What the exercise asks:
Search the listing below for the string "campo" and copy every line where it occurs.
-*-
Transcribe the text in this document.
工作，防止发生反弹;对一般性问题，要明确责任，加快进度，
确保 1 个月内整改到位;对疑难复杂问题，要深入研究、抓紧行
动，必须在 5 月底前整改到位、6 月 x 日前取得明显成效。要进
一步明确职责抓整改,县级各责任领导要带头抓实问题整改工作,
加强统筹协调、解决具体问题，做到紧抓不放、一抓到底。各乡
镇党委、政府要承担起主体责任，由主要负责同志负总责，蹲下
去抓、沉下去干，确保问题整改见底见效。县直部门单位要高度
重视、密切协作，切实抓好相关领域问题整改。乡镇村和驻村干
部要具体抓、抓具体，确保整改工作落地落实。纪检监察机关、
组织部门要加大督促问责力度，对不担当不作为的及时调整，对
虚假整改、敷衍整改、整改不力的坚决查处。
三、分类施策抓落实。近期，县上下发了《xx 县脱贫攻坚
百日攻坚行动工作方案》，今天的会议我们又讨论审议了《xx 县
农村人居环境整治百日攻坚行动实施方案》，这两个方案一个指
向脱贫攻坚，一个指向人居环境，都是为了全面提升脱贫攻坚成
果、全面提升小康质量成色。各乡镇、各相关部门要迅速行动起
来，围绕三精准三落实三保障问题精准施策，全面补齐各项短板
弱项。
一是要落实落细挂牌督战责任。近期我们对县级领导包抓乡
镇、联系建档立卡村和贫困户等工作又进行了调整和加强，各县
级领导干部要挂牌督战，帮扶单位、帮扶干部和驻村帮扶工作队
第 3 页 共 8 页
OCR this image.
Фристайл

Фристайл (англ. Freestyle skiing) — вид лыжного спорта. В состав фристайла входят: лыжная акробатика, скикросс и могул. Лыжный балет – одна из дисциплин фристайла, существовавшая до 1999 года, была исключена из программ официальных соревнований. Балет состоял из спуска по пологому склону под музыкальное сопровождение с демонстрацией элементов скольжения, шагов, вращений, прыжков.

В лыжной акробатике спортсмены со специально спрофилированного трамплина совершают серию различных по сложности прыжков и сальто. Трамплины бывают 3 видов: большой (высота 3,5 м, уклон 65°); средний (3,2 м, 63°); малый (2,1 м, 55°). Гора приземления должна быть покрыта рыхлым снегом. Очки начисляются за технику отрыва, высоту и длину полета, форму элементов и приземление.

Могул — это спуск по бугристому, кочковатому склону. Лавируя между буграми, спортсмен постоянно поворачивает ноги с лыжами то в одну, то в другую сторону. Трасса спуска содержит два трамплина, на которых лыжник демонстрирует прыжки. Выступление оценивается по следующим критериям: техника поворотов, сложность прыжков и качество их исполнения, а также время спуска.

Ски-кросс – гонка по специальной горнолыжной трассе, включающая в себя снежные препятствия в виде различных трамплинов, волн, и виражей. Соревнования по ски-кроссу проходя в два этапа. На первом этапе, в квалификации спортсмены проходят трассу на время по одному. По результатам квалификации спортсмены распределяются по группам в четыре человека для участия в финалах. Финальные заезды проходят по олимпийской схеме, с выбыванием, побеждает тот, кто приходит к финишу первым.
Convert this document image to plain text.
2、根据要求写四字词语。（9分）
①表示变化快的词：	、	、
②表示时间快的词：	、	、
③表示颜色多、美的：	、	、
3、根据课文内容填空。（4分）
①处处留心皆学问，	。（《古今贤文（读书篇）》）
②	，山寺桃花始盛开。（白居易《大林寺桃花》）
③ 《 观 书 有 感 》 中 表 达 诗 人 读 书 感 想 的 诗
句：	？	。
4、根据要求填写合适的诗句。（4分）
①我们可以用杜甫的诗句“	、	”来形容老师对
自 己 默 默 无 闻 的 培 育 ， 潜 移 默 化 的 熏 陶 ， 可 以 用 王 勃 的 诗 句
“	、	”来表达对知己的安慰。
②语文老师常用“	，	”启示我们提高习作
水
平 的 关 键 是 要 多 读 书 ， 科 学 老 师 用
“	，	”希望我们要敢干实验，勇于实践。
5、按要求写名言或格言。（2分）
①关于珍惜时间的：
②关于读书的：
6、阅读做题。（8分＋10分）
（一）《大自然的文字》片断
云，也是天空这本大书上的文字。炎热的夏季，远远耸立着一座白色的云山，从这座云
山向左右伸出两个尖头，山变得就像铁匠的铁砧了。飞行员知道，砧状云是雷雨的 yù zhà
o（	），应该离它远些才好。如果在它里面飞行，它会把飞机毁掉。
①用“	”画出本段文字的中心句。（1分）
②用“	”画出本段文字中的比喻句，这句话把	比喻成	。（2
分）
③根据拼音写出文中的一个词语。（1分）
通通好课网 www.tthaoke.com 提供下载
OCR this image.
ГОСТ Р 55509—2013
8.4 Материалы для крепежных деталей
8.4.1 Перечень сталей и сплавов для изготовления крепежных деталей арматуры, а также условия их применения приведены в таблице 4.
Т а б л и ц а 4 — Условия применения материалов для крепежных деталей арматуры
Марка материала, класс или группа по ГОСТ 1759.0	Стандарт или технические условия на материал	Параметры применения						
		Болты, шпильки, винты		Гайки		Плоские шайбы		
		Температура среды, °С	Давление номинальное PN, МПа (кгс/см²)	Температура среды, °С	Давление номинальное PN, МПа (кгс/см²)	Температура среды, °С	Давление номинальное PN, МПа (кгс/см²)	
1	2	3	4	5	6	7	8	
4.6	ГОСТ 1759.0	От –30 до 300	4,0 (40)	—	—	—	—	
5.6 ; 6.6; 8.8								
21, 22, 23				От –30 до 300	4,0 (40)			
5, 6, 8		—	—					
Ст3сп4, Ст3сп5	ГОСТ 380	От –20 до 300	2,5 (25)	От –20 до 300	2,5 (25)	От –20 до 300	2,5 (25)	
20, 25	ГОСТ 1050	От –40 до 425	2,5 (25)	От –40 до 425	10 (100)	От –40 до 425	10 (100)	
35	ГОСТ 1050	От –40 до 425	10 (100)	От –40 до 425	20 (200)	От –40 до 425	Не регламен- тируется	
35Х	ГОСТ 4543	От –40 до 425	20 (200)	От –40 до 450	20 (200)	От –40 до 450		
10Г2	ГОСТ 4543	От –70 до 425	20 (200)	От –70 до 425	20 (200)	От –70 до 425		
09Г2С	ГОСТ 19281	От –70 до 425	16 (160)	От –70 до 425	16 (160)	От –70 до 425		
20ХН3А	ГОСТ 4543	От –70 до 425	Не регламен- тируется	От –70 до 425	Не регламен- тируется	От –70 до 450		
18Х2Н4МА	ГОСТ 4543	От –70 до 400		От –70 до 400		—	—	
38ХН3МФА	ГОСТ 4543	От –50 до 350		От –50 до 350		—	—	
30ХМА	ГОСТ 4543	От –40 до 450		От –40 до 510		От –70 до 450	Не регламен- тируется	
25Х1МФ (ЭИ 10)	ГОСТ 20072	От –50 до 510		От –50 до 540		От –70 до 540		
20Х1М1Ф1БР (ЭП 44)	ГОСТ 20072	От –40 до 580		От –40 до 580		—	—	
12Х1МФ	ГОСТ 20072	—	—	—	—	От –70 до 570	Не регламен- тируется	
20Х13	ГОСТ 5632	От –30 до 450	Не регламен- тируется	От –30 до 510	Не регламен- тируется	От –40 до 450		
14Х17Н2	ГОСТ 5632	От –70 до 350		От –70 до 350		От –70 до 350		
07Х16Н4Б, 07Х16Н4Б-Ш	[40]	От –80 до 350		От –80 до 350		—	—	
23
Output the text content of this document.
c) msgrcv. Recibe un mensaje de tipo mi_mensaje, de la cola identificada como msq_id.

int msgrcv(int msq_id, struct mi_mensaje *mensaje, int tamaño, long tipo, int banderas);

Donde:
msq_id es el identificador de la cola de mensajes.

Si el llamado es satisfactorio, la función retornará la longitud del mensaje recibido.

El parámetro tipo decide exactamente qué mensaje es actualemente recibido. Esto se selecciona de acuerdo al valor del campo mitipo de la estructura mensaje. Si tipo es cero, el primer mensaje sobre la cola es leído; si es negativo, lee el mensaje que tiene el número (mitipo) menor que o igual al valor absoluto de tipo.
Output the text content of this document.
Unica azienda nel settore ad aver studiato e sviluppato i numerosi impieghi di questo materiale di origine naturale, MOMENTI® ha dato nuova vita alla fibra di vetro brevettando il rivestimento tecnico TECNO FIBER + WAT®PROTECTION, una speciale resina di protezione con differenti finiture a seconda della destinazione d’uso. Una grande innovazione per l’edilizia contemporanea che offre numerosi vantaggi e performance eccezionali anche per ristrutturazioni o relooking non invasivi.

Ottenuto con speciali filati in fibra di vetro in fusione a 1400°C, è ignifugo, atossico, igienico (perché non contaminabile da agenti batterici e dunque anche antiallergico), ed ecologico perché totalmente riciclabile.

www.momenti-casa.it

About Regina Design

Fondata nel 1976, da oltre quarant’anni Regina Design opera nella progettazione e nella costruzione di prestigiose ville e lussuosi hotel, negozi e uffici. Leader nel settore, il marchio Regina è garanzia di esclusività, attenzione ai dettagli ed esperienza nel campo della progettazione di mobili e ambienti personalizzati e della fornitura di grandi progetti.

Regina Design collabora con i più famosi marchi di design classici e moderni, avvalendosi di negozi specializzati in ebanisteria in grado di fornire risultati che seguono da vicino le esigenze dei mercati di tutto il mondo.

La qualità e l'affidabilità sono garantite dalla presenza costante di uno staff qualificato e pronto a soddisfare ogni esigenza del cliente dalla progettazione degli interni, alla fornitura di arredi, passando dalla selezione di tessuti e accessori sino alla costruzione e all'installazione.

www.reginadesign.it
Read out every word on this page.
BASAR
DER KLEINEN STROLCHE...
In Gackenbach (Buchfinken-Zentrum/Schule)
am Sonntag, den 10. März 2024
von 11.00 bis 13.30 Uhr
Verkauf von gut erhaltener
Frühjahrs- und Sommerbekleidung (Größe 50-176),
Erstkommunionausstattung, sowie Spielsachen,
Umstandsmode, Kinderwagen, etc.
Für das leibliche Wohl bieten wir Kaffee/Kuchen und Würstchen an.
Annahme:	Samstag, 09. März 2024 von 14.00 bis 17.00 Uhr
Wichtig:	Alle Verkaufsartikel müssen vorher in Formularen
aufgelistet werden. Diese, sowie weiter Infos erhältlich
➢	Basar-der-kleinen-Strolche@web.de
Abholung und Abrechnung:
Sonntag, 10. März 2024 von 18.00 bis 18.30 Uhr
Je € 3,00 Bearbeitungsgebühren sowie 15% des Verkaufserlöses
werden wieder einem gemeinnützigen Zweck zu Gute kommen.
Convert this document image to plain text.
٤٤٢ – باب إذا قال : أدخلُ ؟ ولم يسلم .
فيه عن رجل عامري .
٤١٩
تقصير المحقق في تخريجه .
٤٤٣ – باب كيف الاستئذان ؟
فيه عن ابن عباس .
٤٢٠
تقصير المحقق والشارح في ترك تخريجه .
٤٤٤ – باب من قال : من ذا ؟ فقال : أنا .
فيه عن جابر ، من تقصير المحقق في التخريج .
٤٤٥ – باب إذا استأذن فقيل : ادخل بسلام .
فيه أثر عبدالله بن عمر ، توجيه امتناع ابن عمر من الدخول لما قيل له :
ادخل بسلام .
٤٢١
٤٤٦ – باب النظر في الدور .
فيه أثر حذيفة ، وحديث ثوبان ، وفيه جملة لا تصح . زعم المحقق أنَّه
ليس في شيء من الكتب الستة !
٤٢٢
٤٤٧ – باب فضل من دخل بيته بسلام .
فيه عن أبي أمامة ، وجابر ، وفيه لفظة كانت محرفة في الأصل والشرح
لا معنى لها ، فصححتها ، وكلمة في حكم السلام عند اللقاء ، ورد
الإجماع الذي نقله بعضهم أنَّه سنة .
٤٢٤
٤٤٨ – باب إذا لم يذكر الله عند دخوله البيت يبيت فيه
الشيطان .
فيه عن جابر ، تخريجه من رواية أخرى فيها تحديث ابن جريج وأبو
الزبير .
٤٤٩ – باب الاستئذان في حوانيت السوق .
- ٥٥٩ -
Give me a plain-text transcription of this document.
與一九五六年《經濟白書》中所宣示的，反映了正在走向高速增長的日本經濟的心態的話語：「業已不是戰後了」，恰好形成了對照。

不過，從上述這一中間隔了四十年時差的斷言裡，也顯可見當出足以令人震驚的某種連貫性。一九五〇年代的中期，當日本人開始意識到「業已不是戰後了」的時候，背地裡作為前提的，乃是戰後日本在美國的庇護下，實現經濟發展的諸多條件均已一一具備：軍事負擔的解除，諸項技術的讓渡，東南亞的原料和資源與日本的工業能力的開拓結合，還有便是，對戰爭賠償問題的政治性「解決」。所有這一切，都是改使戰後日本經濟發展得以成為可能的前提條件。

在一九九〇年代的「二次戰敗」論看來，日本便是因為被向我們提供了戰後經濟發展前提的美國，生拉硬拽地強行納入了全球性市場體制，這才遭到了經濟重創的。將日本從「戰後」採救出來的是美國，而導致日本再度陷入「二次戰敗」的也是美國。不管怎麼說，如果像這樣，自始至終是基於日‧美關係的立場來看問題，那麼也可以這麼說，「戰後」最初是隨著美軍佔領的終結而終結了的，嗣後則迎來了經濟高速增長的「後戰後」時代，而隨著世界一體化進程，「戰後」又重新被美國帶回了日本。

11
-*-
Result of the task:
El parámetro tipo decide exactamente qué mensaje es actualemente recibido. Esto se selecciona de acuerdo al valor del campo mitipo de la estructura mensaje. Si tipo es cero, el primer mensaje sobre la cola es leído; si es negativo, lee el mensaje que tiene el número (mitipo) menor que o igual al valor absoluto de tipo.
Fondata nel 1976, da oltre quarant’anni Regina Design opera nella progettazione e nella costruzione di prestigiose ville e lussuosi hotel, negozi e uffici. Leader nel settore, il marchio Regina è garanzia di esclusività, attenzione ai dettagli ed esperienza nel campo della progettazione di mobili e ambienti personalizzati e della fornitura di grandi progetti.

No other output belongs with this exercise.